Images should be left out, and everything else in the listing reproduced exactly.

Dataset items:
# # # # #

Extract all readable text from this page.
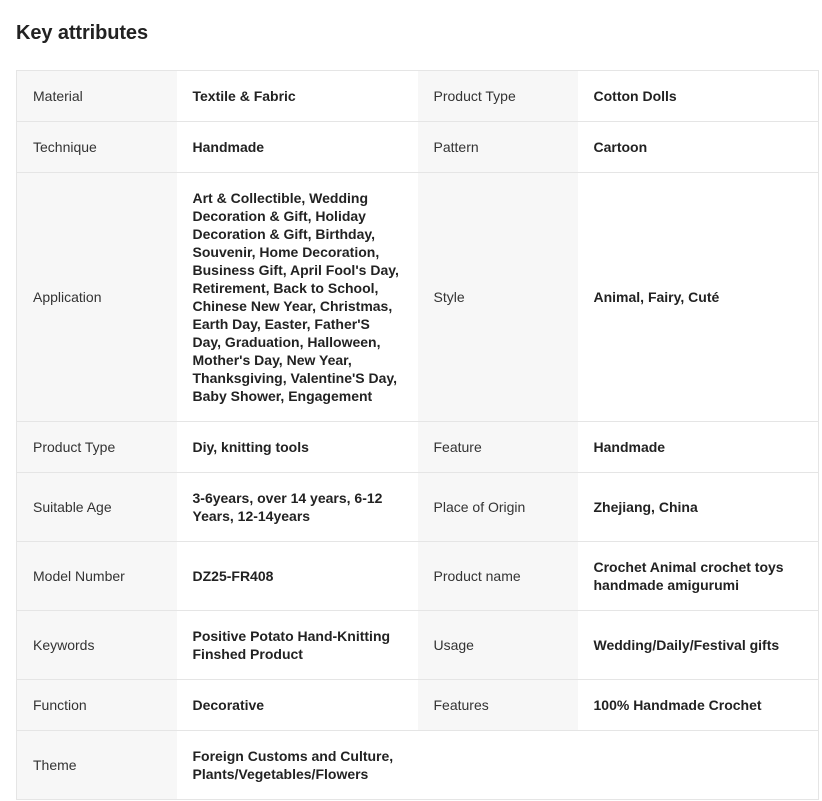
Key attributes
Material	Textile & Fabric	Product Type	Cotton Dolls
Technique	Handmade	Pattern	Cartoon
Application	Art & Collectible, Wedding Decoration & Gift, Holiday Decoration & Gift, Birthday, Souvenir, Home Decoration, Business Gift, April Fool's Day, Retirement, Back to School, Chinese New Year, Christmas, Earth Day, Easter, Father'S Day, Graduation, Halloween, Mother's Day, New Year, Thanksgiving, Valentine'S Day, Baby Shower, Engagement	Style	Animal, Fairy, Cuté
Product Type	Diy, knitting tools	Feature	Handmade
Suitable Age	3-6years, over 14 years, 6-12 Years, 12-14years	Place of Origin	Zhejiang, China
Model Number	DZ25-FR408	Product name	Crochet Animal crochet toys handmade amigurumi
Keywords	Positive Potato Hand-Knitting Finshed Product	Usage	Wedding/Daily/Festival gifts
Function	Decorative	Features	100% Handmade Crochet
Theme	Foreign Customs and Culture, Plants/Vegetables/Flowers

# # # # #

Response
Extract all readable text from this page.
Key attributes
Material	Textile & Fabric	Product Type	Cotton Dolls
Technique	Handmade	Pattern	Cartoon
Application	Art & Collectible, Wedding Decoration & Gift, Holiday Decoration & Gift, Birthday, Souvenir, Home Decoration, Business Gift, April Fool's Day, Retirement, Back to School, Chinese New Year, Christmas, Earth Day, Easter, Father'S Day, Graduation, Halloween, Mother's Day, New Year, Thanksgiving, Valentine'S Day, Baby Shower, Engagement	Style	Animal, Fairy, Cuté
Product Type	Diy, knitting tools	Feature	Handmade
Suitable Age	3-6years, over 14 years, 6-12 Years, 12-14years	Place of Origin	Zhejiang, China
Model Number	DZ25-FR408	Product name	Crochet Animal crochet toys handmade amigurumi
Keywords	Positive Potato Hand-Knitting Finshed Product	Usage	Wedding/Daily/Festival gifts
Function	Decorative	Features	100% Handmade Crochet
Theme	Foreign Customs and Culture, Plants/Vegetables/Flowers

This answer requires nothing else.